#### SUPPLIED INFORMATION
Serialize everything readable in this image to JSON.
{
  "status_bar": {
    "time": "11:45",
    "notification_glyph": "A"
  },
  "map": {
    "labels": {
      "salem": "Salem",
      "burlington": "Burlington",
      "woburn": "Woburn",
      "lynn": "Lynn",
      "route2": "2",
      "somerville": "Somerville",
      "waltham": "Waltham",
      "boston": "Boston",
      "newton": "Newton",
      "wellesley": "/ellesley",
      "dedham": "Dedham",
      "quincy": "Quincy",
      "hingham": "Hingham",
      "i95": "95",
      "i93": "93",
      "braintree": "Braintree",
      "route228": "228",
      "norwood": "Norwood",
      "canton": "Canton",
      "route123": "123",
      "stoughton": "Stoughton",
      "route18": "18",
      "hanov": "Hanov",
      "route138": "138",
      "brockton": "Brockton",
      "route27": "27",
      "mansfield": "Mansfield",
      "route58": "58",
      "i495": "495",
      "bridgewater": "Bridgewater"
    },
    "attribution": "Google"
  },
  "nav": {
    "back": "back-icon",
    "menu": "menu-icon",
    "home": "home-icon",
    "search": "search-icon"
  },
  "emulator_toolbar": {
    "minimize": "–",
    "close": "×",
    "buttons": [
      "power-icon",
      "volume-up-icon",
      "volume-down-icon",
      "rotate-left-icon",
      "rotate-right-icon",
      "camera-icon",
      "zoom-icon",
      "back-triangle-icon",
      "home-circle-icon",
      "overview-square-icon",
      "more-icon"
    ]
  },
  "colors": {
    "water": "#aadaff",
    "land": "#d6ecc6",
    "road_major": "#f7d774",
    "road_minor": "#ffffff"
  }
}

#### STATED GOAL
Retype the records in full. Keep every line identical to the original.

#### TASK OUTPUT
Serialize everything readable in this image to JSON.
{
  "status_bar": {
    "time": "11:45",
    "notification_glyph": "A"
  },
  "map": {
    "labels": {
      "salem": "Salem",
      "burlington": "Burlington",
      "woburn": "Woburn",
      "lynn": "Lynn",
      "route2": "2",
      "somerville": "Somerville",
      "waltham": "Waltham",
      "boston": "Boston",
      "newton": "Newton",
      "wellesley": "/ellesley",
      "dedham": "Dedham",
      "quincy": "Quincy",
      "hingham": "Hingham",
      "i95": "95",
      "i93": "93",
      "braintree": "Braintree",
      "route228": "228",
      "norwood": "Norwood",
      "canton": "Canton",
      "route123": "123",
      "stoughton": "Stoughton",
      "route18": "18",
      "hanov": "Hanov",
      "route138": "138",
      "brockton": "Brockton",
      "route27": "27",
      "mansfield": "Mansfield",
      "route58": "58",
      "i495": "495",
      "bridgewater": "Bridgewater"
    },
    "attribution": "Google"
  },
  "nav": {
    "back": "back-icon",
    "menu": "menu-icon",
    "home": "home-icon",
    "search": "search-icon"
  },
  "emulator_toolbar": {
    "minimize": "–",
    "close": "×",
    "buttons": [
      "power-icon",
      "volume-up-icon",
      "volume-down-icon",
      "rotate-left-icon",
      "rotate-right-icon",
      "camera-icon",
      "zoom-icon",
      "back-triangle-icon",
      "home-circle-icon",
      "overview-square-icon",
      "more-icon"
    ]
  },
  "colors": {
    "water": "#aadaff",
    "land": "#d6ecc6",
    "road_major": "#f7d774",
    "road_minor": "#ffffff"
  }
}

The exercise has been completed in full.